─── Dataset entries
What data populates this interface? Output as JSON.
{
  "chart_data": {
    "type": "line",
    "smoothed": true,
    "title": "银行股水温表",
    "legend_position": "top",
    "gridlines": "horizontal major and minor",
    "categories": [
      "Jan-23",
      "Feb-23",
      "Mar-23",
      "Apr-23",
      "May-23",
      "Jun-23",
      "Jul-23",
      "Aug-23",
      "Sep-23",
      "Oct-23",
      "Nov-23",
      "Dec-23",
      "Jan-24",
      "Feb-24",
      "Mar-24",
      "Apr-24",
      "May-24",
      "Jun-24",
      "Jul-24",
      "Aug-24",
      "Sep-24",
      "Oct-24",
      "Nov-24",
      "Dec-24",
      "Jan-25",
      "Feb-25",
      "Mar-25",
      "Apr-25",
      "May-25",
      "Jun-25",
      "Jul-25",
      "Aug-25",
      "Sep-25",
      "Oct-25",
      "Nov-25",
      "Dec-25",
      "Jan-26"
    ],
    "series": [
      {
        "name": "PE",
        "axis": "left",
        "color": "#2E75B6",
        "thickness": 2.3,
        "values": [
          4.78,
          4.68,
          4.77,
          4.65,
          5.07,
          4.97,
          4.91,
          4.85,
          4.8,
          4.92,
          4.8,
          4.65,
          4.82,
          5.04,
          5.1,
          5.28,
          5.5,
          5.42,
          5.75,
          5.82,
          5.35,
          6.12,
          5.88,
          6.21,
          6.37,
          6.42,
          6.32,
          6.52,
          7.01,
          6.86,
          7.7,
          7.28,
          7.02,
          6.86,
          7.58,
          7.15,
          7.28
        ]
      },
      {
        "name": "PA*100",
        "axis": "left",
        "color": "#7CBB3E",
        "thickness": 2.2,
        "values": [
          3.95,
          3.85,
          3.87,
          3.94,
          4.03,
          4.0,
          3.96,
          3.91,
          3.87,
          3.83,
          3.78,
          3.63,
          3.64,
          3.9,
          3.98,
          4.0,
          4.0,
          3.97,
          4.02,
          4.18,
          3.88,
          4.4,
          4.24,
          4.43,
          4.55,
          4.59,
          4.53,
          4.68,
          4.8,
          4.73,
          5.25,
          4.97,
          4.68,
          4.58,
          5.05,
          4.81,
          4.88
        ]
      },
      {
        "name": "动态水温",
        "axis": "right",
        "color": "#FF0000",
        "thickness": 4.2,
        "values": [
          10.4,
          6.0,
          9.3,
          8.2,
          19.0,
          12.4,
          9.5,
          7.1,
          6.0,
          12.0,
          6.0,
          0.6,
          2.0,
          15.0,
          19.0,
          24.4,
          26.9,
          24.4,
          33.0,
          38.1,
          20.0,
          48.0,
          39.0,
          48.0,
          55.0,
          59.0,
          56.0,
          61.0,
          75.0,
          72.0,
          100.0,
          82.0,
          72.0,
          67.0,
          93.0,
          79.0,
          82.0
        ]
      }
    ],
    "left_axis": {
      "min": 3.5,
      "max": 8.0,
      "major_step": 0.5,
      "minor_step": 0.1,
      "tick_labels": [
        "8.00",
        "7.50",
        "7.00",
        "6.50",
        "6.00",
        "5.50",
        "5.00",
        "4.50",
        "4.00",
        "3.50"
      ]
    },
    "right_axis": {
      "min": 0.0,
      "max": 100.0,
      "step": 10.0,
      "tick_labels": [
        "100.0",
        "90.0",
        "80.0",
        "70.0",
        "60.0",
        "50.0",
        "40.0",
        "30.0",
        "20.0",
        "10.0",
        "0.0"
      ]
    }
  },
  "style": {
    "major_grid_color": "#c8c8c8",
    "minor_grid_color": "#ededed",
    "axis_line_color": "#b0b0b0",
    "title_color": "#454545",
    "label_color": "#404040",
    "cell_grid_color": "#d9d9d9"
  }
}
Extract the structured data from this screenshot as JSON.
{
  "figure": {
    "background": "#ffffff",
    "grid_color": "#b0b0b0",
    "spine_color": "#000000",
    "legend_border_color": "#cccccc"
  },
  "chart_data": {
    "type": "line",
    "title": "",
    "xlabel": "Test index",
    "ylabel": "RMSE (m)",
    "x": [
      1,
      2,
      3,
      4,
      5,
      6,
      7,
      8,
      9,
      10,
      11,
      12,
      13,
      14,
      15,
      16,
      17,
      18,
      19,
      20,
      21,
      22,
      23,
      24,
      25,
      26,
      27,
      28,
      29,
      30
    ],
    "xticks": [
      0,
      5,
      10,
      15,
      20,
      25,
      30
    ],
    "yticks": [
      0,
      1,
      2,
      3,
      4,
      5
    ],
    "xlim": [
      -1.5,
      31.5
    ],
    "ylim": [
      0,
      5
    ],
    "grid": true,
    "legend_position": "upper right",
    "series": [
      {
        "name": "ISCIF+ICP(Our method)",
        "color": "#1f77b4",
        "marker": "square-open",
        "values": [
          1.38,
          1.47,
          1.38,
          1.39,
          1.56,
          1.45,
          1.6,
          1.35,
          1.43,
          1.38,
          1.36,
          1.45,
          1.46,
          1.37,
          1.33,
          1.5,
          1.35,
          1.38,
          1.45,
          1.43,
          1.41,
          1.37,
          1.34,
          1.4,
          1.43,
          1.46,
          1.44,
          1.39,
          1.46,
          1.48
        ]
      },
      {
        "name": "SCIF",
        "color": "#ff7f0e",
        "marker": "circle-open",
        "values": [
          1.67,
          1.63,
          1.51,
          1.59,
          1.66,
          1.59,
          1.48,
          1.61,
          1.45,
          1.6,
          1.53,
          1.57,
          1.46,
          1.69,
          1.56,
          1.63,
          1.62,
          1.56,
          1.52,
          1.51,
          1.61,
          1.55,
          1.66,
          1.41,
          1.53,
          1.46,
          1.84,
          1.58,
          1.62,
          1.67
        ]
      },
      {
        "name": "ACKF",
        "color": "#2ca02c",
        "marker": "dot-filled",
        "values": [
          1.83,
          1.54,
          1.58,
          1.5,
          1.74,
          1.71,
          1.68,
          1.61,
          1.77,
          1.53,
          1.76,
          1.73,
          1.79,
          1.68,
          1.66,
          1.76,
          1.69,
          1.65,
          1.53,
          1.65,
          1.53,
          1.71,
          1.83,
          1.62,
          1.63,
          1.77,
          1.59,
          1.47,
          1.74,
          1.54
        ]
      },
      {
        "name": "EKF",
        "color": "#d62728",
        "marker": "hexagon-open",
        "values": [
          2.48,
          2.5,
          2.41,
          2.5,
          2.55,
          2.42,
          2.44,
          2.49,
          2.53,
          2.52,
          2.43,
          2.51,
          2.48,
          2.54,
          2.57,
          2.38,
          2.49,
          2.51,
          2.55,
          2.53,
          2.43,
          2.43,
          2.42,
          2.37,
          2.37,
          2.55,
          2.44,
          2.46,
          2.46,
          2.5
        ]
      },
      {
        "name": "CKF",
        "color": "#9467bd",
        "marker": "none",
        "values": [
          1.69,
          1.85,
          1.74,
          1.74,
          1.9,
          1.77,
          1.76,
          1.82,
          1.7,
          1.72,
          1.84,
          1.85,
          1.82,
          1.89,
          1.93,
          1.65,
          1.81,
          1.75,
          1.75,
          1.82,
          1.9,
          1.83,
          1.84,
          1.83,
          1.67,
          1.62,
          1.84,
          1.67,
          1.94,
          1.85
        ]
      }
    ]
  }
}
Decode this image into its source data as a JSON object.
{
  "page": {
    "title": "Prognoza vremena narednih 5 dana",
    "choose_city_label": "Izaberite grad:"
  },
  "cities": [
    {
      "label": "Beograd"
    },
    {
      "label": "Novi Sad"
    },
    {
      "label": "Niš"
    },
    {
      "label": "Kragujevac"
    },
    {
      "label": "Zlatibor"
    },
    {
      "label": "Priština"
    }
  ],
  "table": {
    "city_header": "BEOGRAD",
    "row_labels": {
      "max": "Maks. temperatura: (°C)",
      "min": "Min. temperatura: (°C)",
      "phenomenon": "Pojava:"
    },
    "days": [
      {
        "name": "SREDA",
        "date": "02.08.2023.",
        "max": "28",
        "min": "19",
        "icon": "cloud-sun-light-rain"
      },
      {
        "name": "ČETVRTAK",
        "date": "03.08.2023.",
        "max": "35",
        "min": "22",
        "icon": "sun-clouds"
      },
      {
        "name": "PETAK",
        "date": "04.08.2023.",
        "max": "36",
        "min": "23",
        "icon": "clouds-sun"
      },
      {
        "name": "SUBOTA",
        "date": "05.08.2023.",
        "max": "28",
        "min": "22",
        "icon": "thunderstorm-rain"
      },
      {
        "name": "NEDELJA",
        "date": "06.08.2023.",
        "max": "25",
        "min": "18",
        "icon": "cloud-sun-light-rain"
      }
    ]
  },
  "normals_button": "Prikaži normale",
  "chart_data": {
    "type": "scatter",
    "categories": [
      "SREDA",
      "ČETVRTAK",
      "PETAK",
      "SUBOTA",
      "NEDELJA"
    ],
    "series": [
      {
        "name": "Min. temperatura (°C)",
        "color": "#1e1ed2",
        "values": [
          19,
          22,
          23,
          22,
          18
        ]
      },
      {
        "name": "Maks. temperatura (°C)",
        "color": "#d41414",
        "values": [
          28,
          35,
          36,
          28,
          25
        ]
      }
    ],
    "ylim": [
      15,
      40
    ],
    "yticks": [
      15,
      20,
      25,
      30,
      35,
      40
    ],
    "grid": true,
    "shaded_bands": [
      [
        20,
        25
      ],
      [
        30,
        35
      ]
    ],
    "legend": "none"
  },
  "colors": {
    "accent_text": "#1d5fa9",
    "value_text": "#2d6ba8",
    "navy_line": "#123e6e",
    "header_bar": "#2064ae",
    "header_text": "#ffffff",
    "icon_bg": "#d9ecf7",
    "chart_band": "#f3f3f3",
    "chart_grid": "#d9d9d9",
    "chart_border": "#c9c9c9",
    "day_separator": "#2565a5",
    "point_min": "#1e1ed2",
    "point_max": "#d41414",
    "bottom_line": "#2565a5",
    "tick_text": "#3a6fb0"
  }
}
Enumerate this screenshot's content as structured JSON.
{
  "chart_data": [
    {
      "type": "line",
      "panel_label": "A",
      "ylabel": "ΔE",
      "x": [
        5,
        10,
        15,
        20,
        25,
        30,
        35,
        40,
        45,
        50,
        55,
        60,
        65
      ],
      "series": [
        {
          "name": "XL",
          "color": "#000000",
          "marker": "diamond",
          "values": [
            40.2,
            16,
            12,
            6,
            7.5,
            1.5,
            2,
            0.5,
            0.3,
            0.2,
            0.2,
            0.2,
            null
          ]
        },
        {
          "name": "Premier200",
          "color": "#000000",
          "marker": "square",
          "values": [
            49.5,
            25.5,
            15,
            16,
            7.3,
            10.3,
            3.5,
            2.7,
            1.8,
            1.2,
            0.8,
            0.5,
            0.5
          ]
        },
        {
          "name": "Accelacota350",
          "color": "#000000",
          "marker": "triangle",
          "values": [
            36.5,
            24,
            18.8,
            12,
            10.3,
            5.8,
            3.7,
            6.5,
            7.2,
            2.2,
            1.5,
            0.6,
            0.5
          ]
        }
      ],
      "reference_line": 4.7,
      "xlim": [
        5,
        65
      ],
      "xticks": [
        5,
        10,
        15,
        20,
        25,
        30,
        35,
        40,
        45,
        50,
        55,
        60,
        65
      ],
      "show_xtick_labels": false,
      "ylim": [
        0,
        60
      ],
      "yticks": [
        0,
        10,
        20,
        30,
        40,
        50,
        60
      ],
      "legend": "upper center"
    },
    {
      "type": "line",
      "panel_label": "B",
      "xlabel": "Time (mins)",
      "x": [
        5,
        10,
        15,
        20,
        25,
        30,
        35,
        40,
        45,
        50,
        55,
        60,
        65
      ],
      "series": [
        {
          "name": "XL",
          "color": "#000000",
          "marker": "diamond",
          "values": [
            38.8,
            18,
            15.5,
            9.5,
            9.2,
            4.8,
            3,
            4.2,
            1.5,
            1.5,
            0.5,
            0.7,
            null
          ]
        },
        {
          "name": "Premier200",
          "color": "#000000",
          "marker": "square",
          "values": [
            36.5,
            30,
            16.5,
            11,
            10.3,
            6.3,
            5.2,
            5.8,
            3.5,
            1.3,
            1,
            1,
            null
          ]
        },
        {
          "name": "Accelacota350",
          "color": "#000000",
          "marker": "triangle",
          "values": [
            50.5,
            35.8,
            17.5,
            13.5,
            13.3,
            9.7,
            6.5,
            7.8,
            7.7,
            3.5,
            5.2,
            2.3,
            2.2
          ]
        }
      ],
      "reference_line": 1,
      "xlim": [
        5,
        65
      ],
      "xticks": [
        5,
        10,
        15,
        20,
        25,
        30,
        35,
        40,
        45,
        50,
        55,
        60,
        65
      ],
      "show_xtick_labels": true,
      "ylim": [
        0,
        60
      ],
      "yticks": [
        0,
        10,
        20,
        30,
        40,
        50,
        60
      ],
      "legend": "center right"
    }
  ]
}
──────
→ **Task goal**
Only the number should be given: how many lines of the data contain the word "screenshot"?

→ **Problem solution**
2